Written task: Select from the records below every line that has the word "this" in it.

Given data:
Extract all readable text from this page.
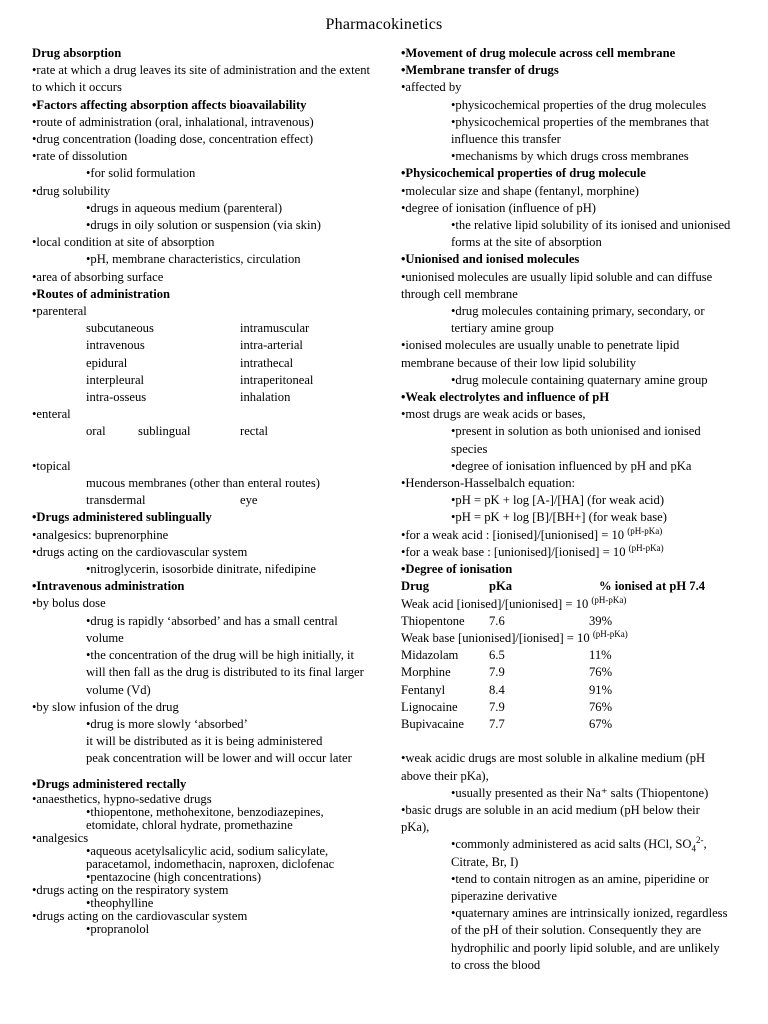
Pharmacokinetics
Drug absorption
•rate at which a drug leaves its site of administration and the extent to which it occurs
•Factors affecting absorption affects bioavailability
•route of administration (oral, inhalational, intravenous)
•drug concentration (loading dose, concentration effect)
•rate of dissolution
•for solid formulation
•drug solubility
•drugs in aqueous medium (parenteral)
•drugs in oily solution or suspension (via skin)
•local condition at site of absorption
•pH, membrane characteristics, circulation
•area of absorbing surface
•Routes of administration
•parenteral
subcutaneous	intramuscular
intravenous	intra-arterial
epidural	intrathecal
interpleural	intraperitoneal
intra-osseus	inhalation
•enteral
oral	sublingual	rectal
•topical
mucous membranes (other than enteral routes)
transdermal	eye
•Drugs administered sublingually
•analgesics: buprenorphine
•drugs acting on the cardiovascular system
•nitroglycerin, isosorbide dinitrate, nifedipine
•Intravenous administration
•by bolus dose
•drug is rapidly ‘absorbed’ and has a small central volume
•the concentration of the drug will be high initially, it will then fall as the drug is distributed to its final larger volume (Vd)
•by slow infusion of the drug
•drug is more slowly ‘absorbed’
it will be distributed as it is being administered
peak concentration will be lower and will occur later
•Drugs administered rectally
•anaesthetics, hypno-sedative drugs
•thiopentone, methohexitone, benzodiazepines, etomidate, chloral hydrate, promethazine
•analgesics
•aqueous acetylsalicylic acid, sodium salicylate, paracetamol, indomethacin, naproxen, diclofenac
•pentazocine (high concentrations)
•drugs acting on the respiratory system
•theophylline
•drugs acting on the cardiovascular system
•propranolol
•Movement of drug molecule across cell membrane
•Membrane transfer of drugs
•affected by
•physicochemical properties of the drug molecules
•physicochemical properties of the membranes that influence this transfer
•mechanisms by which drugs cross membranes
•Physicochemical properties of drug molecule
•molecular size and shape (fentanyl, morphine)
•degree of ionisation (influence of pH)
•the relative lipid solubility of its ionised and unionised forms at the site of absorption
•Unionised and ionised molecules
•unionised molecules are usually lipid soluble and can diffuse through cell membrane
•drug molecules containing primary, secondary, or tertiary amine group
•ionised molecules are usually unable to penetrate lipid membrane because of their low lipid solubility
•drug molecule containing quaternary amine group
•Weak electrolytes and influence of pH
•most drugs are weak acids or bases,
•present in solution as both unionised and ionised species
•degree of ionisation influenced by pH and pKa
•Henderson-Hasselbalch equation:
•pH = pK + log [A-]/[HA] (for weak acid)
•pH = pK + log [B]/[BH+] (for weak base)
•for a weak acid : [ionised]/[unionised] = 10 $^{(pH-pKa)}$
•for a weak base : [unionised]/[ionised] = 10 $^{(pH-pKa)}$
•Degree of ionisation
Drug	pKa	% ionised at pH 7.4
Weak acid [ionised]/[unionised] = 10 $^{(pH-pKa)}$
Thiopentone	7.6	39%
Weak base [unionised]/[ionised] = 10 $^{(pH-pKa)}$
Midazolam	6.5	11%
Morphine	7.9	76%
Fentanyl	8.4	91%
Lignocaine	7.9	76%
Bupivacaine	7.7	67%
•weak acidic drugs are most soluble in alkaline medium (pH above their pKa),
•usually presented as their Na⁺ salts (Thiopentone)
•basic drugs are soluble in an acid medium (pH below their pKa),
•commonly administered as acid salts (HCl, $SO_4^{2-}$, Citrate, Br, I)
•tend to contain nitrogen as an amine, piperidine or piperazine derivative
•quaternary amines are intrinsically ionized, regardless of the pH of their solution. Consequently they are hydrophilic and poorly lipid soluble, and are unlikely to cross the blood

Task result:
Extract all readable text from this page.
•physicochemical properties of the membranes that influence this transfer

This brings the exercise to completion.